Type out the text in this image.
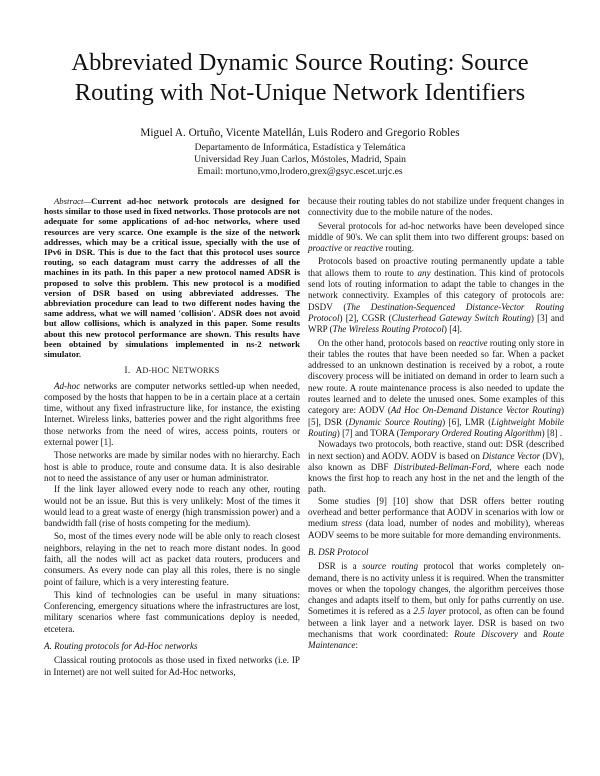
Abbreviated Dynamic Source Routing: Source
Routing with Not-Unique Network Identifiers
Miguel A. Ortuño, Vicente Matellán, Luis Rodero and Gregorio Robles
Departamento de Informática, Estadística y Telemática
Universidad Rey Juan Carlos, Móstoles, Madrid, Spain
Email: mortuno,vmo,lrodero,grex@gsyc.escet.urjc.es

Abstract—Current ad-hoc network protocols are designed for hosts similar to those used in fixed networks. Those protocols are not adequate for some applications of ad-hoc networks, where used resources are very scarce. One example is the size of the network addresses, which may be a critical issue, specially with the use of IPv6 in DSR. This is due to the fact that this protocol uses source routing, so each datagram must carry the addresses of all the machines in its path. In this paper a new protocol named ADSR is proposed to solve this problem. This new protocol is a modified version of DSR based on using abbreviated addresses. The abbreviation procedure can lead to two different nodes having the same address, what we will named 'collision'. ADSR does not avoid but allow collisions, which is analyzed in this paper. Some results about this new protocol performance are shown. This results have been obtained by simulations implemented in ns-2 network simulator.

I. AD-HOC NETWORKS

Ad-hoc networks are computer networks settled-up when needed, composed by the hosts that happen to be in a certain place at a certain time, without any fixed infrastructure like, for instance, the existing Internet. Wireless links, batteries power and the right algorithms free those networks from the need of wires, access points, routers or external power [1].

Those networks are made by similar nodes with no hierarchy. Each host is able to produce, route and consume data. It is also desirable not to need the assistance of any user or human administrator.

If the link layer allowed every node to reach any other, routing would not be an issue. But this is very unlikely: Most of the times it would lead to a great waste of energy (high transmission power) and a bandwidth fall (rise of hosts competing for the medium).

So, most of the times every node will be able only to reach closest neighbors, relaying in the net to reach more distant nodes. In good faith, all the nodes will act as packet data routers, producers and consumers. As every node can play all this roles, there is no single point of failure, which is a very interesting feature.

This kind of technologies can be useful in many situations: Conferencing, emergency situations where the infrastructures are lost, military scenarios where fast communications deploy is needed, etcetera.

A. Routing protocols for Ad-Hoc networks

Classical routing protocols as those used in fixed networks (i.e. IP in Internet) are not well suited for Ad-Hoc networks,

because their routing tables do not stabilize under frequent changes in connectivity due to the mobile nature of the nodes.

Several protocols for ad-hoc networks have been developed since middle of 90's. We can split them into two different groups: based on proactive or reactive routing.

Protocols based on proactive routing permanently update a table that allows them to route to any destination. This kind of protocols send lots of routing information to adapt the table to changes in the network connectivity. Examples of this category of protocols are: DSDV (The Destination-Sequenced Distance-Vector Routing Protocol) [2], CGSR (Clusterhead Gateway Switch Routing) [3] and WRP (The Wireless Routing Protocol) [4].

On the other hand, protocols based on reactive routing only store in their tables the routes that have been needed so far. When a packet addressed to an unknown destination is received by a robot, a route discovery process will be initiated on demand in order to learn such a new route. A route maintenance process is also needed to update the routes learned and to delete the unused ones. Some examples of this category are: AODV (Ad Hoc On-Demand Distance Vector Routing) [5], DSR (Dynamic Source Routing) [6], LMR (Lightweight Mobile Routing) [7] and TORA (Temporary Ordered Routing Algorithm) [8] .

Nowadays two protocols, both reactive, stand out: DSR (described in next section) and AODV. AODV is based on Distance Vector (DV), also known as DBF Distributed-Bellman-Ford, where each node knows the first hop to reach any host in the net and the length of the path.

Some studies [9] [10] show that DSR offers better routing overhead and better performance that AODV in scenarios with low or medium stress (data load, number of nodes and mobility), whereas AODV seems to be more suitable for more demanding environments.

B. DSR Protocol

DSR is a source routing protocol that works completely on-demand, there is no activity unless it is required. When the transmitter moves or when the topology changes, the algorithm perceives those changes and adapts itself to them, but only for paths currently on use. Sometimes it is refered as a 2.5 layer protocol, as often can be found between a link layer and a network layer. DSR is based on two mechanisms that work coordinated: Route Discovery and Route Maintenance:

** YOUR INSTRUCTIONS **
The material above holds pictures; copy everything else in it exactly.

** COMPLETE ANSWER **
Type out the text in this image.
Abbreviated Dynamic Source Routing: Source
Routing with Not-Unique Network Identifiers
Miguel A. Ortuño, Vicente Matellán, Luis Rodero and Gregorio Robles
Departamento de Informática, Estadística y Telemática
Universidad Rey Juan Carlos, Móstoles, Madrid, Spain
Email: mortuno,vmo,lrodero,grex@gsyc.escet.urjc.es

Abstract—Current ad-hoc network protocols are designed for hosts similar to those used in fixed networks. Those protocols are not adequate for some applications of ad-hoc networks, where used resources are very scarce. One example is the size of the network addresses, which may be a critical issue, specially with the use of IPv6 in DSR. This is due to the fact that this protocol uses source routing, so each datagram must carry the addresses of all the machines in its path. In this paper a new protocol named ADSR is proposed to solve this problem. This new protocol is a modified version of DSR based on using abbreviated addresses. The abbreviation procedure can lead to two different nodes having the same address, what we will named 'collision'. ADSR does not avoid but allow collisions, which is analyzed in this paper. Some results about this new protocol performance are shown. This results have been obtained by simulations implemented in ns-2 network simulator.

I. AD-HOC NETWORKS

Ad-hoc networks are computer networks settled-up when needed, composed by the hosts that happen to be in a certain place at a certain time, without any fixed infrastructure like, for instance, the existing Internet. Wireless links, batteries power and the right algorithms free those networks from the need of wires, access points, routers or external power [1].

Those networks are made by similar nodes with no hierarchy. Each host is able to produce, route and consume data. It is also desirable not to need the assistance of any user or human administrator.

If the link layer allowed every node to reach any other, routing would not be an issue. But this is very unlikely: Most of the times it would lead to a great waste of energy (high transmission power) and a bandwidth fall (rise of hosts competing for the medium).

So, most of the times every node will be able only to reach closest neighbors, relaying in the net to reach more distant nodes. In good faith, all the nodes will act as packet data routers, producers and consumers. As every node can play all this roles, there is no single point of failure, which is a very interesting feature.

This kind of technologies can be useful in many situations: Conferencing, emergency situations where the infrastructures are lost, military scenarios where fast communications deploy is needed, etcetera.

A. Routing protocols for Ad-Hoc networks

Classical routing protocols as those used in fixed networks (i.e. IP in Internet) are not well suited for Ad-Hoc networks,

because their routing tables do not stabilize under frequent changes in connectivity due to the mobile nature of the nodes.

Several protocols for ad-hoc networks have been developed since middle of 90's. We can split them into two different groups: based on proactive or reactive routing.

Protocols based on proactive routing permanently update a table that allows them to route to any destination. This kind of protocols send lots of routing information to adapt the table to changes in the network connectivity. Examples of this category of protocols are: DSDV (The Destination-Sequenced Distance-Vector Routing Protocol) [2], CGSR (Clusterhead Gateway Switch Routing) [3] and WRP (The Wireless Routing Protocol) [4].

On the other hand, protocols based on reactive routing only store in their tables the routes that have been needed so far. When a packet addressed to an unknown destination is received by a robot, a route discovery process will be initiated on demand in order to learn such a new route. A route maintenance process is also needed to update the routes learned and to delete the unused ones. Some examples of this category are: AODV (Ad Hoc On-Demand Distance Vector Routing) [5], DSR (Dynamic Source Routing) [6], LMR (Lightweight Mobile Routing) [7] and TORA (Temporary Ordered Routing Algorithm) [8] .

Nowadays two protocols, both reactive, stand out: DSR (described in next section) and AODV. AODV is based on Distance Vector (DV), also known as DBF Distributed-Bellman-Ford, where each node knows the first hop to reach any host in the net and the length of the path.

Some studies [9] [10] show that DSR offers better routing overhead and better performance that AODV in scenarios with low or medium stress (data load, number of nodes and mobility), whereas AODV seems to be more suitable for more demanding environments.

B. DSR Protocol

DSR is a source routing protocol that works completely on-demand, there is no activity unless it is required. When the transmitter moves or when the topology changes, the algorithm perceives those changes and adapts itself to them, but only for paths currently on use. Sometimes it is refered as a 2.5 layer protocol, as often can be found between a link layer and a network layer. DSR is based on two mechanisms that work coordinated: Route Discovery and Route Maintenance:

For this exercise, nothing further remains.